Data supplied:
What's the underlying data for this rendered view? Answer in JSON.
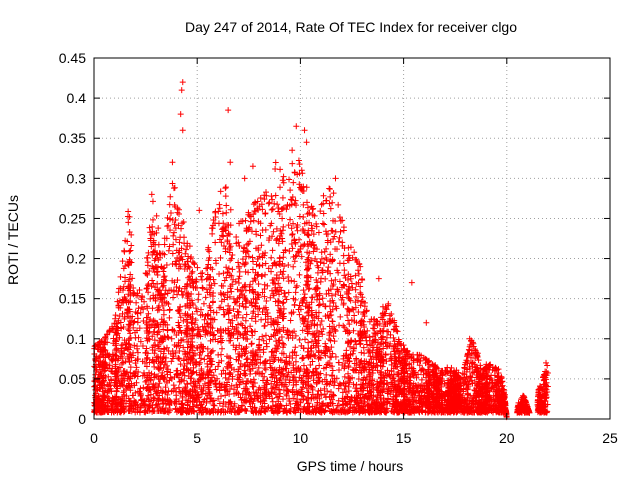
{
  "chart_data": {
    "type": "scatter",
    "title": "Day 247 of 2014, Rate Of TEC Index for receiver clgo",
    "xlabel": "GPS time / hours",
    "ylabel": "ROTI / TECUs",
    "xlim": [
      0,
      25
    ],
    "ylim": [
      0,
      0.45
    ],
    "x_ticks": [
      0,
      5,
      10,
      15,
      20,
      25
    ],
    "y_ticks": [
      0,
      0.05,
      0.1,
      0.15,
      0.2,
      0.25,
      0.3,
      0.35,
      0.4,
      0.45
    ],
    "x_tick_labels": [
      "0",
      "5",
      "10",
      "15",
      "20",
      "25"
    ],
    "y_tick_labels": [
      "0",
      "0.05",
      "0.1",
      "0.15",
      "0.2",
      "0.25",
      "0.3",
      "0.35",
      "0.4",
      "0.45"
    ],
    "grid": true,
    "marker": "+",
    "marker_color": "#ff0000",
    "series": [
      {
        "name": "ROTI",
        "envelope_hours": [
          0,
          0.5,
          1.0,
          1.5,
          1.7,
          2.0,
          2.5,
          2.9,
          3.3,
          3.8,
          4.3,
          4.8,
          5.3,
          5.8,
          6.3,
          6.8,
          7.3,
          7.8,
          8.3,
          8.8,
          9.3,
          9.8,
          10.3,
          10.8,
          11.3,
          11.8,
          12.3,
          12.8,
          13.3,
          13.8,
          14.3,
          14.8,
          15.3,
          15.8,
          16.3,
          16.8,
          17.3,
          17.8,
          18.3,
          18.8,
          19.3,
          19.8,
          20.0,
          20.4,
          20.8,
          21.2,
          21.6,
          22.0
        ],
        "envelope_roti": [
          0.09,
          0.1,
          0.12,
          0.22,
          0.27,
          0.15,
          0.2,
          0.28,
          0.2,
          0.3,
          0.25,
          0.2,
          0.18,
          0.25,
          0.3,
          0.24,
          0.25,
          0.27,
          0.28,
          0.32,
          0.3,
          0.33,
          0.3,
          0.24,
          0.3,
          0.27,
          0.22,
          0.2,
          0.13,
          0.12,
          0.15,
          0.1,
          0.08,
          0.08,
          0.07,
          0.06,
          0.06,
          0.05,
          0.1,
          0.06,
          0.07,
          0.05,
          0.0,
          0.0,
          0.03,
          0.0,
          0.04,
          0.07
        ],
        "outliers": [
          [
            4.3,
            0.42
          ],
          [
            4.25,
            0.41
          ],
          [
            4.3,
            0.36
          ],
          [
            4.2,
            0.38
          ],
          [
            6.5,
            0.385
          ],
          [
            3.8,
            0.32
          ],
          [
            9.8,
            0.365
          ],
          [
            10.2,
            0.36
          ],
          [
            10.3,
            0.345
          ],
          [
            9.6,
            0.335
          ],
          [
            6.6,
            0.32
          ],
          [
            11.7,
            0.3
          ],
          [
            2.8,
            0.28
          ],
          [
            5.1,
            0.26
          ],
          [
            7.7,
            0.315
          ],
          [
            12.9,
            0.19
          ],
          [
            13.8,
            0.175
          ],
          [
            15.4,
            0.17
          ],
          [
            16.1,
            0.12
          ],
          [
            18.2,
            0.1
          ],
          [
            20.7,
            0.025
          ],
          [
            21.9,
            0.07
          ],
          [
            14.0,
            0.14
          ],
          [
            7.3,
            0.3
          ],
          [
            8.5,
            0.27
          ]
        ]
      }
    ]
  }
}
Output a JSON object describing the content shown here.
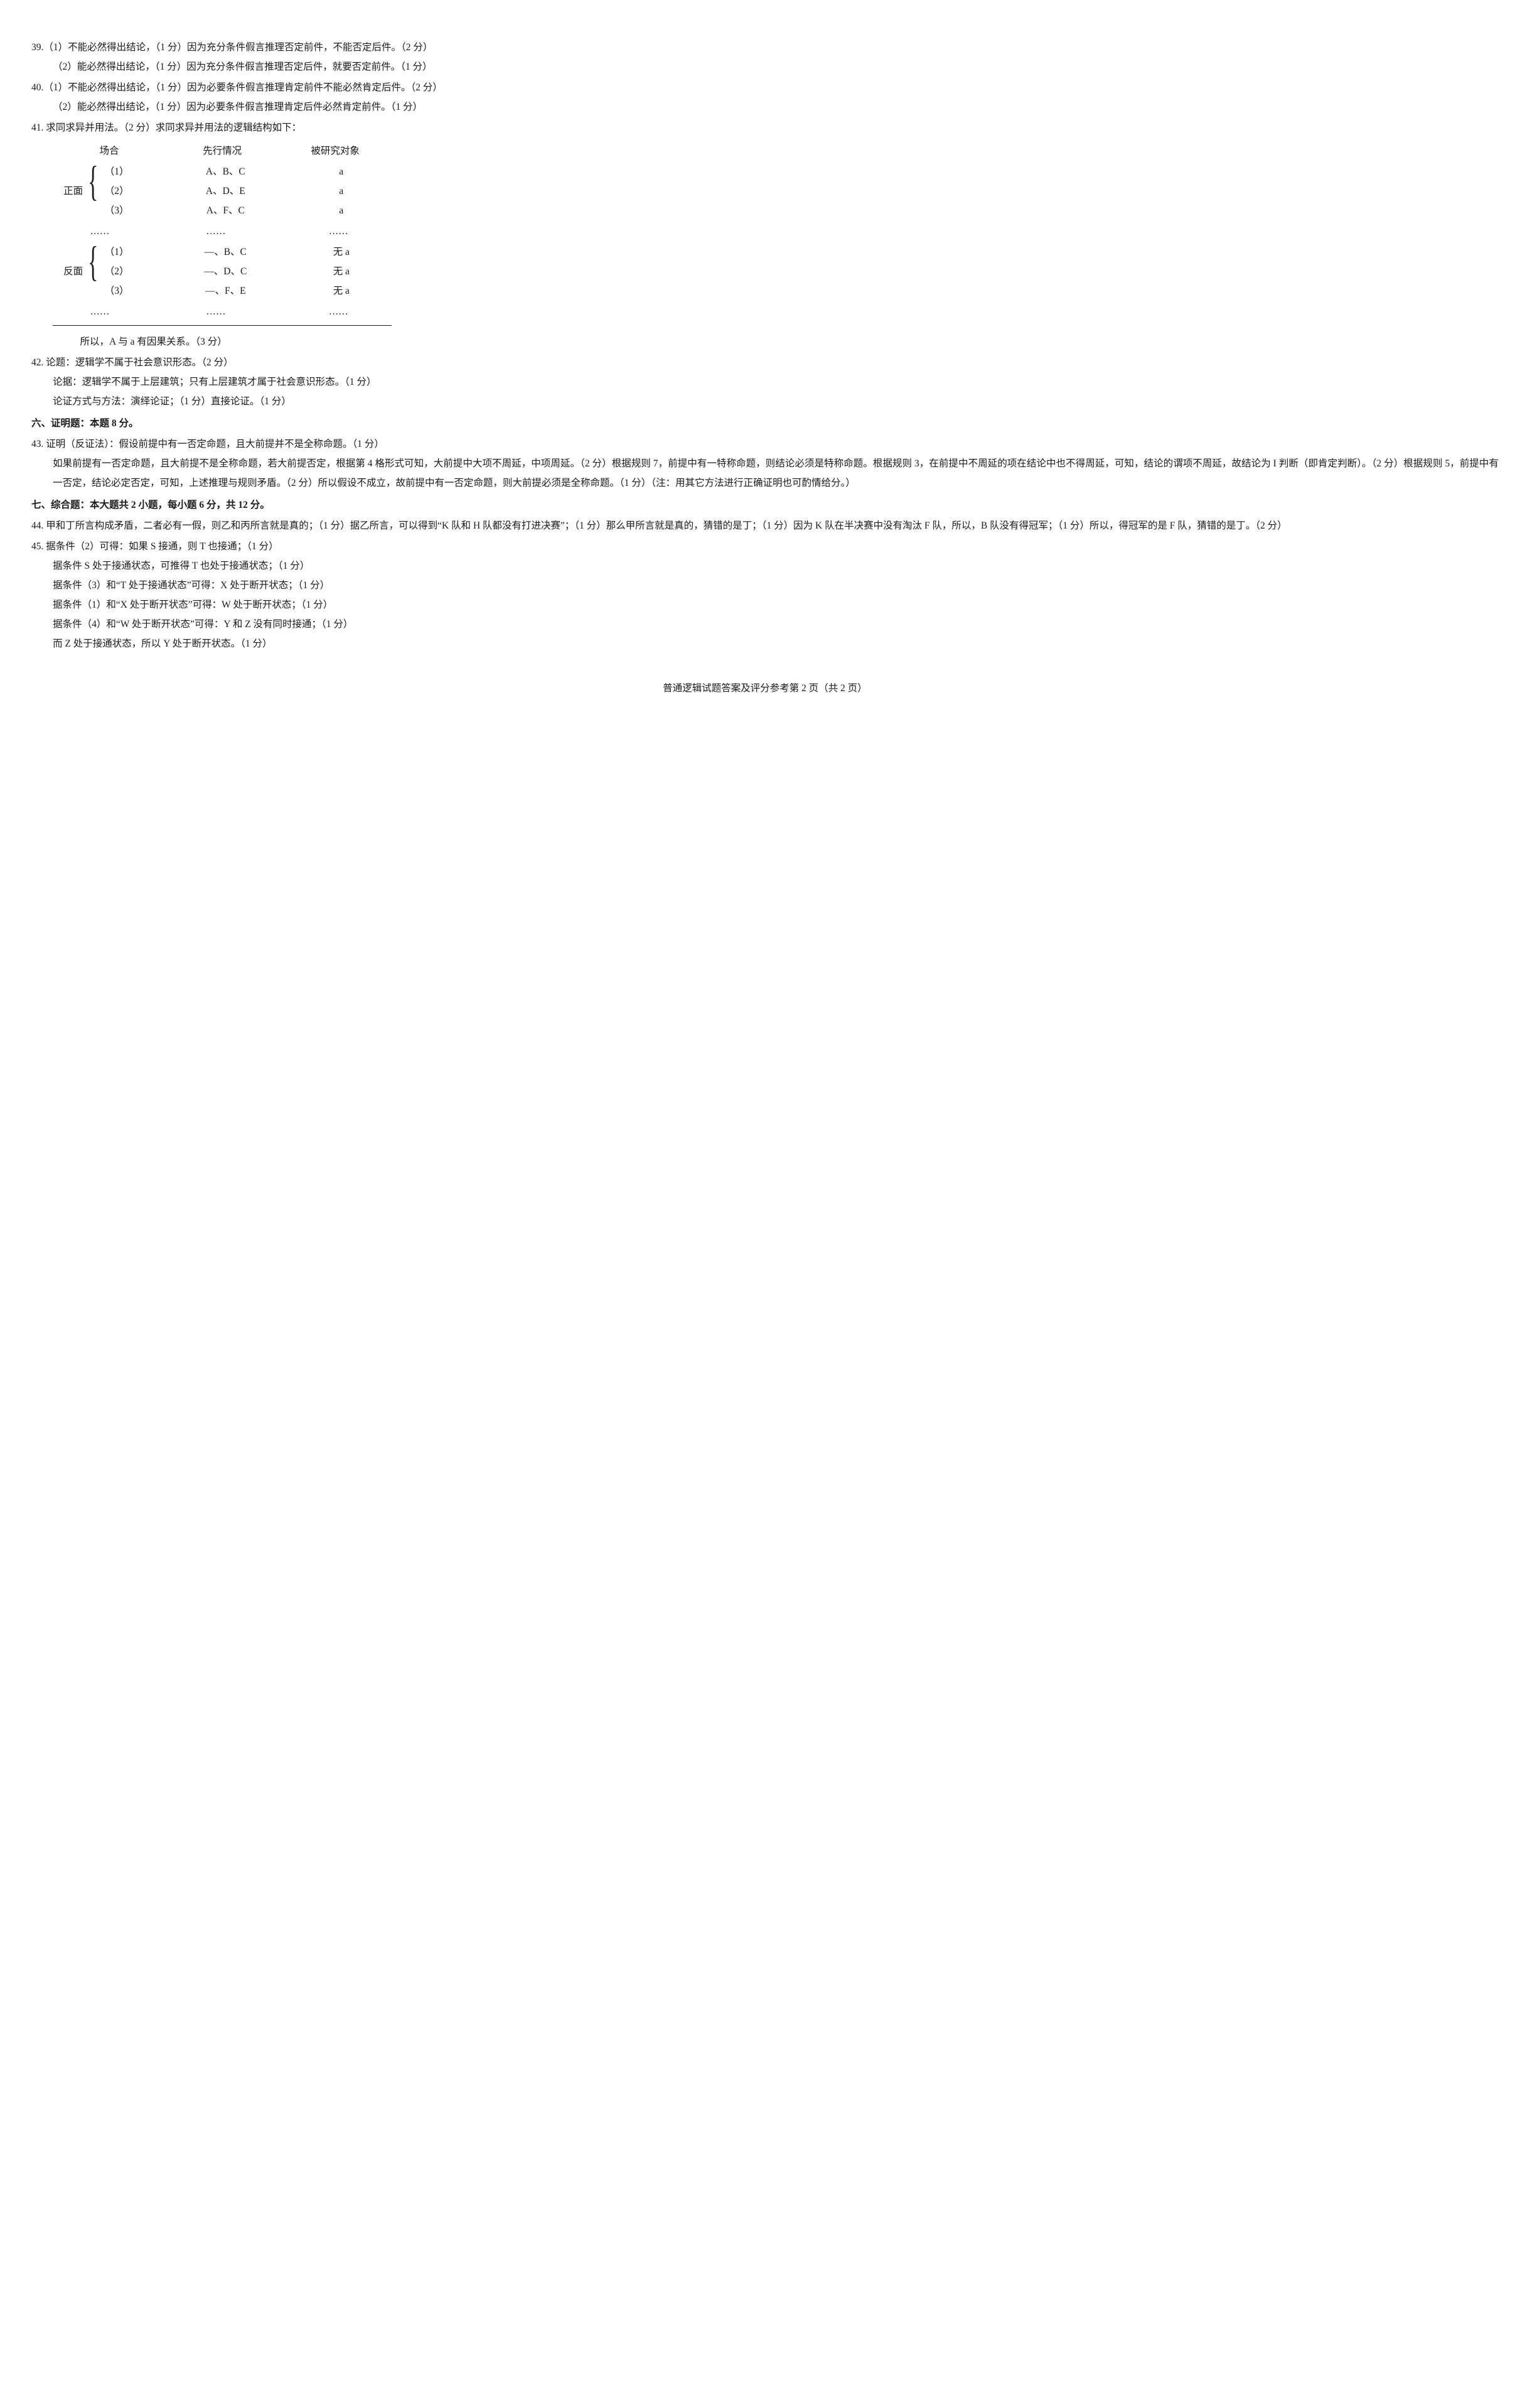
{
  "q39": {
    "p1": "39.（1）不能必然得出结论，（1 分）因为充分条件假言推理否定前件，不能否定后件。（2 分）",
    "p2": "（2）能必然得出结论，（1 分）因为充分条件假言推理否定后件，就要否定前件。（1 分）"
  },
  "q40": {
    "p1": "40.（1）不能必然得出结论，（1 分）因为必要条件假言推理肯定前件不能必然肯定后件。（2 分）",
    "p2": "（2）能必然得出结论，（1 分）因为必要条件假言推理肯定后件必然肯定前件。（1 分）"
  },
  "q41": {
    "intro": "41. 求同求异并用法。（2 分）求同求异并用法的逻辑结构如下：",
    "table": {
      "headers": {
        "h1": "场合",
        "h2": "先行情况",
        "h3": "被研究对象"
      },
      "pos_label": "正面",
      "neg_label": "反面",
      "pos_rows": [
        {
          "c1": "（1）",
          "c2": "A、B、C",
          "c3": "a"
        },
        {
          "c1": "（2）",
          "c2": "A、D、E",
          "c3": "a"
        },
        {
          "c1": "（3）",
          "c2": "A、F、C",
          "c3": "a"
        }
      ],
      "neg_rows": [
        {
          "c1": "（1）",
          "c2": "—、B、C",
          "c3": "无 a"
        },
        {
          "c1": "（2）",
          "c2": "—、D、C",
          "c3": "无 a"
        },
        {
          "c1": "（3）",
          "c2": "—、F、E",
          "c3": "无 a"
        }
      ],
      "ellipsis": "……"
    },
    "conclusion": "所以，A 与 a 有因果关系。（3 分）"
  },
  "q42": {
    "p1": "42. 论题：逻辑学不属于社会意识形态。（2 分）",
    "p2": "论据：逻辑学不属于上层建筑；只有上层建筑才属于社会意识形态。（1 分）",
    "p3": "论证方式与方法：演绎论证；（1 分）直接论证。（1 分）"
  },
  "section6": "六、证明题：本题 8 分。",
  "q43": {
    "p1": "43. 证明（反证法）：假设前提中有一否定命题，且大前提并不是全称命题。（1 分）",
    "p2": "如果前提有一否定命题，且大前提不是全称命题，若大前提否定，根据第 4 格形式可知，大前提中大项不周延，中项周延。（2 分）根据规则 7，前提中有一特称命题，则结论必须是特称命题。根据规则 3，在前提中不周延的项在结论中也不得周延，可知，结论的谓项不周延，故结论为 I 判断（即肯定判断）。（2 分）根据规则 5，前提中有一否定，结论必定否定，可知，上述推理与规则矛盾。（2 分）所以假设不成立，故前提中有一否定命题，则大前提必须是全称命题。（1 分）（注：用其它方法进行正确证明也可酌情给分。）"
  },
  "section7": "七、综合题：本大题共 2 小题，每小题 6 分，共 12 分。",
  "q44": {
    "p1": "44. 甲和丁所言构成矛盾，二者必有一假，则乙和丙所言就是真的；（1 分）据乙所言，可以得到“K 队和 H 队都没有打进决赛”；（1 分）那么甲所言就是真的，猜错的是丁；（1 分）因为 K 队在半决赛中没有淘汰 F 队，所以，B 队没有得冠军；（1 分）所以，得冠军的是 F 队，猜错的是丁。（2 分）"
  },
  "q45": {
    "p1": "45. 据条件（2）可得：如果 S 接通，则 T 也接通；（1 分）",
    "p2": "据条件 S 处于接通状态，可推得 T 也处于接通状态；（1 分）",
    "p3": "据条件（3）和“T 处于接通状态”可得：X 处于断开状态；（1 分）",
    "p4": "据条件（1）和“X 处于断开状态”可得：W 处于断开状态；（1 分）",
    "p5": "据条件（4）和“W 处于断开状态”可得：Y 和 Z 没有同时接通；（1 分）",
    "p6": "而 Z 处于接通状态，所以 Y 处于断开状态。（1 分）"
  },
  "footer": "普通逻辑试题答案及评分参考第 2 页（共 2 页）"
}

Aim: Each record above is to be restated exactly, with its pictures removed from the copy.

Output:
What's the underlying data for this rendered view? Answer in JSON.
{
  "chart_data": {
    "type": "scatter",
    "title": "Day 247 of 2014, Rate Of TEC Index for receiver clgo",
    "xlabel": "GPS time / hours",
    "ylabel": "ROTI / TECUs",
    "xlim": [
      0,
      25
    ],
    "ylim": [
      0,
      0.45
    ],
    "x_ticks": [
      0,
      5,
      10,
      15,
      20,
      25
    ],
    "y_ticks": [
      0,
      0.05,
      0.1,
      0.15,
      0.2,
      0.25,
      0.3,
      0.35,
      0.4,
      0.45
    ],
    "x_tick_labels": [
      "0",
      "5",
      "10",
      "15",
      "20",
      "25"
    ],
    "y_tick_labels": [
      "0",
      "0.05",
      "0.1",
      "0.15",
      "0.2",
      "0.25",
      "0.3",
      "0.35",
      "0.4",
      "0.45"
    ],
    "grid": true,
    "marker": "+",
    "marker_color": "#ff0000",
    "series": [
      {
        "name": "ROTI",
        "envelope_hours": [
          0,
          0.5,
          1.0,
          1.5,
          1.7,
          2.0,
          2.5,
          2.9,
          3.3,
          3.8,
          4.3,
          4.8,
          5.3,
          5.8,
          6.3,
          6.8,
          7.3,
          7.8,
          8.3,
          8.8,
          9.3,
          9.8,
          10.3,
          10.8,
          11.3,
          11.8,
          12.3,
          12.8,
          13.3,
          13.8,
          14.3,
          14.8,
          15.3,
          15.8,
          16.3,
          16.8,
          17.3,
          17.8,
          18.3,
          18.8,
          19.3,
          19.8,
          20.0,
          20.4,
          20.8,
          21.2,
          21.6,
          22.0
        ],
        "envelope_roti": [
          0.09,
          0.1,
          0.12,
          0.22,
          0.27,
          0.15,
          0.2,
          0.28,
          0.2,
          0.3,
          0.25,
          0.2,
          0.18,
          0.25,
          0.3,
          0.24,
          0.25,
          0.27,
          0.28,
          0.32,
          0.3,
          0.33,
          0.3,
          0.24,
          0.3,
          0.27,
          0.22,
          0.2,
          0.13,
          0.12,
          0.15,
          0.1,
          0.08,
          0.08,
          0.07,
          0.06,
          0.06,
          0.05,
          0.1,
          0.06,
          0.07,
          0.05,
          0.0,
          0.0,
          0.03,
          0.0,
          0.04,
          0.07
        ],
        "outliers": [
          [
            4.3,
            0.42
          ],
          [
            4.25,
            0.41
          ],
          [
            4.3,
            0.36
          ],
          [
            4.2,
            0.38
          ],
          [
            6.5,
            0.385
          ],
          [
            3.8,
            0.32
          ],
          [
            9.8,
            0.365
          ],
          [
            10.2,
            0.36
          ],
          [
            10.3,
            0.345
          ],
          [
            9.6,
            0.335
          ],
          [
            6.6,
            0.32
          ],
          [
            11.7,
            0.3
          ],
          [
            2.8,
            0.28
          ],
          [
            5.1,
            0.26
          ],
          [
            7.7,
            0.315
          ],
          [
            12.9,
            0.19
          ],
          [
            13.8,
            0.175
          ],
          [
            15.4,
            0.17
          ],
          [
            16.1,
            0.12
          ],
          [
            18.2,
            0.1
          ],
          [
            20.7,
            0.025
          ],
          [
            21.9,
            0.07
          ],
          [
            14.0,
            0.14
          ],
          [
            7.3,
            0.3
          ],
          [
            8.5,
            0.27
          ]
        ]
      }
    ]
  }
}
Output a JSON object describing the content shown here.
{
  "q39": {
    "p1": "39.（1）不能必然得出结论，（1 分）因为充分条件假言推理否定前件，不能否定后件。（2 分）",
    "p2": "（2）能必然得出结论，（1 分）因为充分条件假言推理否定后件，就要否定前件。（1 分）"
  },
  "q40": {
    "p1": "40.（1）不能必然得出结论，（1 分）因为必要条件假言推理肯定前件不能必然肯定后件。（2 分）",
    "p2": "（2）能必然得出结论，（1 分）因为必要条件假言推理肯定后件必然肯定前件。（1 分）"
  },
  "q41": {
    "intro": "41. 求同求异并用法。（2 分）求同求异并用法的逻辑结构如下：",
    "table": {
      "headers": {
        "h1": "场合",
        "h2": "先行情况",
        "h3": "被研究对象"
      },
      "pos_label": "正面",
      "neg_label": "反面",
      "pos_rows": [
        {
          "c1": "（1）",
          "c2": "A、B、C",
          "c3": "a"
        },
        {
          "c1": "（2）",
          "c2": "A、D、E",
          "c3": "a"
        },
        {
          "c1": "（3）",
          "c2": "A、F、C",
          "c3": "a"
        }
      ],
      "neg_rows": [
        {
          "c1": "（1）",
          "c2": "—、B、C",
          "c3": "无 a"
        },
        {
          "c1": "（2）",
          "c2": "—、D、C",
          "c3": "无 a"
        },
        {
          "c1": "（3）",
          "c2": "—、F、E",
          "c3": "无 a"
        }
      ],
      "ellipsis": "……"
    },
    "conclusion": "所以，A 与 a 有因果关系。（3 分）"
  },
  "q42": {
    "p1": "42. 论题：逻辑学不属于社会意识形态。（2 分）",
    "p2": "论据：逻辑学不属于上层建筑；只有上层建筑才属于社会意识形态。（1 分）",
    "p3": "论证方式与方法：演绎论证；（1 分）直接论证。（1 分）"
  },
  "section6": "六、证明题：本题 8 分。",
  "q43": {
    "p1": "43. 证明（反证法）：假设前提中有一否定命题，且大前提并不是全称命题。（1 分）",
    "p2": "如果前提有一否定命题，且大前提不是全称命题，若大前提否定，根据第 4 格形式可知，大前提中大项不周延，中项周延。（2 分）根据规则 7，前提中有一特称命题，则结论必须是特称命题。根据规则 3，在前提中不周延的项在结论中也不得周延，可知，结论的谓项不周延，故结论为 I 判断（即肯定判断）。（2 分）根据规则 5，前提中有一否定，结论必定否定，可知，上述推理与规则矛盾。（2 分）所以假设不成立，故前提中有一否定命题，则大前提必须是全称命题。（1 分）（注：用其它方法进行正确证明也可酌情给分。）"
  },
  "section7": "七、综合题：本大题共 2 小题，每小题 6 分，共 12 分。",
  "q44": {
    "p1": "44. 甲和丁所言构成矛盾，二者必有一假，则乙和丙所言就是真的；（1 分）据乙所言，可以得到“K 队和 H 队都没有打进决赛”；（1 分）那么甲所言就是真的，猜错的是丁；（1 分）因为 K 队在半决赛中没有淘汰 F 队，所以，B 队没有得冠军；（1 分）所以，得冠军的是 F 队，猜错的是丁。（2 分）"
  },
  "q45": {
    "p1": "45. 据条件（2）可得：如果 S 接通，则 T 也接通；（1 分）",
    "p2": "据条件 S 处于接通状态，可推得 T 也处于接通状态；（1 分）",
    "p3": "据条件（3）和“T 处于接通状态”可得：X 处于断开状态；（1 分）",
    "p4": "据条件（1）和“X 处于断开状态”可得：W 处于断开状态；（1 分）",
    "p5": "据条件（4）和“W 处于断开状态”可得：Y 和 Z 没有同时接通；（1 分）",
    "p6": "而 Z 处于接通状态，所以 Y 处于断开状态。（1 分）"
  },
  "footer": "普通逻辑试题答案及评分参考第 2 页（共 2 页）"
}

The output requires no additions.